- _TASK TO COMPLETE_: From the entries below, copy every line that holds the word "Sign".
--- Begin RECORDS FOR PROCESSING ---
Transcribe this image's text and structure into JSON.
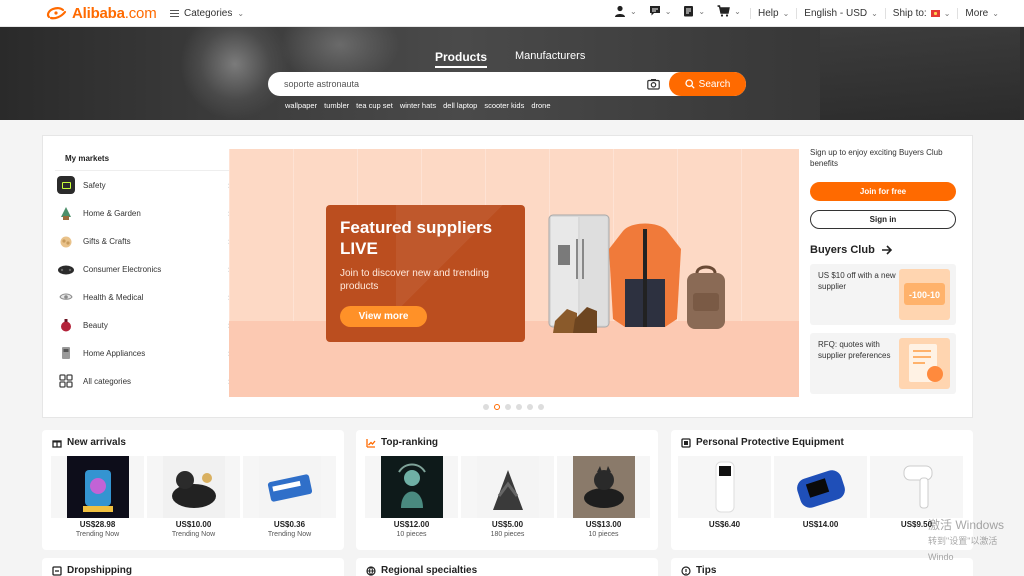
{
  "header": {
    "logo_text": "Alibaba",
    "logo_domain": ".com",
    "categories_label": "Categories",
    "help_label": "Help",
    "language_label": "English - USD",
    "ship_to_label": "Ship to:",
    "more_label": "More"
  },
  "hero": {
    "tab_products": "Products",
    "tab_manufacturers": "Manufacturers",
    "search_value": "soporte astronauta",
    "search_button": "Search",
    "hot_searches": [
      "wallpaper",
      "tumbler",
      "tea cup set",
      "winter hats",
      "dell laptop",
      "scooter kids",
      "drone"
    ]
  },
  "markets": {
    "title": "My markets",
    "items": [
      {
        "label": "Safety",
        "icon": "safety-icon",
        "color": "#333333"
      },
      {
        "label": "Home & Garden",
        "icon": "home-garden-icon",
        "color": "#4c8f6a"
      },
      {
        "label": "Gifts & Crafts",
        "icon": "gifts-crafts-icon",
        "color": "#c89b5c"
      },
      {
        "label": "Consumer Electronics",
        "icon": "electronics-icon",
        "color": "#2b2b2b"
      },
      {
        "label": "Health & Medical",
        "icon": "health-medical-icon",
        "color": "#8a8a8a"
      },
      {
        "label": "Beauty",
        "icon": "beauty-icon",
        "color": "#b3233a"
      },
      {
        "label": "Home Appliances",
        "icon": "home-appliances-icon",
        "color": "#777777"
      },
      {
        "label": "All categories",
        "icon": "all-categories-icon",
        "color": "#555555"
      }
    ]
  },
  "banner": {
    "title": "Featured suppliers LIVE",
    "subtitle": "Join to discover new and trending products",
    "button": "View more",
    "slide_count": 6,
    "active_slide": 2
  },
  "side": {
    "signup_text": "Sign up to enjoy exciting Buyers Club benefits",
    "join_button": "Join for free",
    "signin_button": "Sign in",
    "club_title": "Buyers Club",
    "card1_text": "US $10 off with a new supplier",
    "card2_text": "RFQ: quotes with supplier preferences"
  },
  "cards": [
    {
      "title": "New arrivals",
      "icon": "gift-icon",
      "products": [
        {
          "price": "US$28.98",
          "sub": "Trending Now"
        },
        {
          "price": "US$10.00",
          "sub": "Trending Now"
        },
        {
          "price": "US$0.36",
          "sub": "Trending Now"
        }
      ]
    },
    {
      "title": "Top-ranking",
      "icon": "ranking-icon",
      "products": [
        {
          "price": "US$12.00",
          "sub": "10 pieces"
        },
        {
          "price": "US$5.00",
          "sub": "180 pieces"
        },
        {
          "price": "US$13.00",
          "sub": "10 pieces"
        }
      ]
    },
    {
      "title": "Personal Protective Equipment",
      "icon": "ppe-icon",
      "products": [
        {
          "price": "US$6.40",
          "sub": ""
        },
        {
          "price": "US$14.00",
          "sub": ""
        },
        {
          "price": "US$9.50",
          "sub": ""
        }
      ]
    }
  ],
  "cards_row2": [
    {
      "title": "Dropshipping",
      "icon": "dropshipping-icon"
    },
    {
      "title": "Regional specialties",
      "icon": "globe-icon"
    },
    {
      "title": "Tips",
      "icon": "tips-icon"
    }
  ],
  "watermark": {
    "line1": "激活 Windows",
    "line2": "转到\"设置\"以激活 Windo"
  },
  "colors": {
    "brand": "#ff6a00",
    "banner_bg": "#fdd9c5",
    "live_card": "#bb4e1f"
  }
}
--- End RECORDS FOR PROCESSING ---
- _RESULT_:
    "signup_text": "Sign up to enjoy exciting Buyers Club benefits",
    "signin_button": "Sign in",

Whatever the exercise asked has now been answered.